* **Short problem**:
Write out the material below again, unchanged.

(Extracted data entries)
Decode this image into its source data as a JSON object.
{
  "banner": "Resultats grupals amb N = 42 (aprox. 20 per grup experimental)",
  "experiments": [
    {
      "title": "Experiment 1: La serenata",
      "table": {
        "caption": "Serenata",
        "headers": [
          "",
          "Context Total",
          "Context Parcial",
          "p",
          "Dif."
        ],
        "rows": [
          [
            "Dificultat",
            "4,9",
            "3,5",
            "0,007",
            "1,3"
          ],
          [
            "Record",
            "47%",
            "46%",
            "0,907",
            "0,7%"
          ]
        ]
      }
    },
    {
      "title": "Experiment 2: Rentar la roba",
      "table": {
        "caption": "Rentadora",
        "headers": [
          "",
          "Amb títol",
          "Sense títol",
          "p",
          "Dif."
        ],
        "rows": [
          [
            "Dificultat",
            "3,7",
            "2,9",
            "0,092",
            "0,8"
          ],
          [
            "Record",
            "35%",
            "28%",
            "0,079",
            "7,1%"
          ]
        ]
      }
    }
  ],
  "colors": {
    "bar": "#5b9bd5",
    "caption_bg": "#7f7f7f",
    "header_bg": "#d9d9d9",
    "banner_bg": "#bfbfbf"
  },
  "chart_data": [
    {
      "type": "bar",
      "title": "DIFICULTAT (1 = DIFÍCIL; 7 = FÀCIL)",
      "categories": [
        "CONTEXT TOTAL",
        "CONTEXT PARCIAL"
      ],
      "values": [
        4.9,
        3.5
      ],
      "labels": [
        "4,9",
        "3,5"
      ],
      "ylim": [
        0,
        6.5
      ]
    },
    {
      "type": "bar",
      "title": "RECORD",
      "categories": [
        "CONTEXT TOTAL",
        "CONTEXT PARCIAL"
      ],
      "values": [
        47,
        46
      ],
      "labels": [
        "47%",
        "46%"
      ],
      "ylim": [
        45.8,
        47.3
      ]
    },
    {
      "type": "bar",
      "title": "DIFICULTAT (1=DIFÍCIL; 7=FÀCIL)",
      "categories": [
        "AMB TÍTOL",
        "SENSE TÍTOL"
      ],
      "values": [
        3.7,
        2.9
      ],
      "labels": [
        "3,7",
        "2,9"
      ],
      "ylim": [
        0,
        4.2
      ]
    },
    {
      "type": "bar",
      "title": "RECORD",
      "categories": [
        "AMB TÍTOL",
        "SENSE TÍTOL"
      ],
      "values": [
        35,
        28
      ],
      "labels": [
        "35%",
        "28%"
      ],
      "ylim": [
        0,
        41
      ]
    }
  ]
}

* **Result below**:
Decode this image into its source data as a JSON object.
{
  "banner": "Resultats grupals amb N = 42 (aprox. 20 per grup experimental)",
  "experiments": [
    {
      "title": "Experiment 1: La serenata",
      "table": {
        "caption": "Serenata",
        "headers": [
          "",
          "Context Total",
          "Context Parcial",
          "p",
          "Dif."
        ],
        "rows": [
          [
            "Dificultat",
            "4,9",
            "3,5",
            "0,007",
            "1,3"
          ],
          [
            "Record",
            "47%",
            "46%",
            "0,907",
            "0,7%"
          ]
        ]
      }
    },
    {
      "title": "Experiment 2: Rentar la roba",
      "table": {
        "caption": "Rentadora",
        "headers": [
          "",
          "Amb títol",
          "Sense títol",
          "p",
          "Dif."
        ],
        "rows": [
          [
            "Dificultat",
            "3,7",
            "2,9",
            "0,092",
            "0,8"
          ],
          [
            "Record",
            "35%",
            "28%",
            "0,079",
            "7,1%"
          ]
        ]
      }
    }
  ],
  "colors": {
    "bar": "#5b9bd5",
    "caption_bg": "#7f7f7f",
    "header_bg": "#d9d9d9",
    "banner_bg": "#bfbfbf"
  },
  "chart_data": [
    {
      "type": "bar",
      "title": "DIFICULTAT (1 = DIFÍCIL; 7 = FÀCIL)",
      "categories": [
        "CONTEXT TOTAL",
        "CONTEXT PARCIAL"
      ],
      "values": [
        4.9,
        3.5
      ],
      "labels": [
        "4,9",
        "3,5"
      ],
      "ylim": [
        0,
        6.5
      ]
    },
    {
      "type": "bar",
      "title": "RECORD",
      "categories": [
        "CONTEXT TOTAL",
        "CONTEXT PARCIAL"
      ],
      "values": [
        47,
        46
      ],
      "labels": [
        "47%",
        "46%"
      ],
      "ylim": [
        45.8,
        47.3
      ]
    },
    {
      "type": "bar",
      "title": "DIFICULTAT (1=DIFÍCIL; 7=FÀCIL)",
      "categories": [
        "AMB TÍTOL",
        "SENSE TÍTOL"
      ],
      "values": [
        3.7,
        2.9
      ],
      "labels": [
        "3,7",
        "2,9"
      ],
      "ylim": [
        0,
        4.2
      ]
    },
    {
      "type": "bar",
      "title": "RECORD",
      "categories": [
        "AMB TÍTOL",
        "SENSE TÍTOL"
      ],
      "values": [
        35,
        28
      ],
      "labels": [
        "35%",
        "28%"
      ],
      "ylim": [
        0,
        41
      ]
    }
  ]
}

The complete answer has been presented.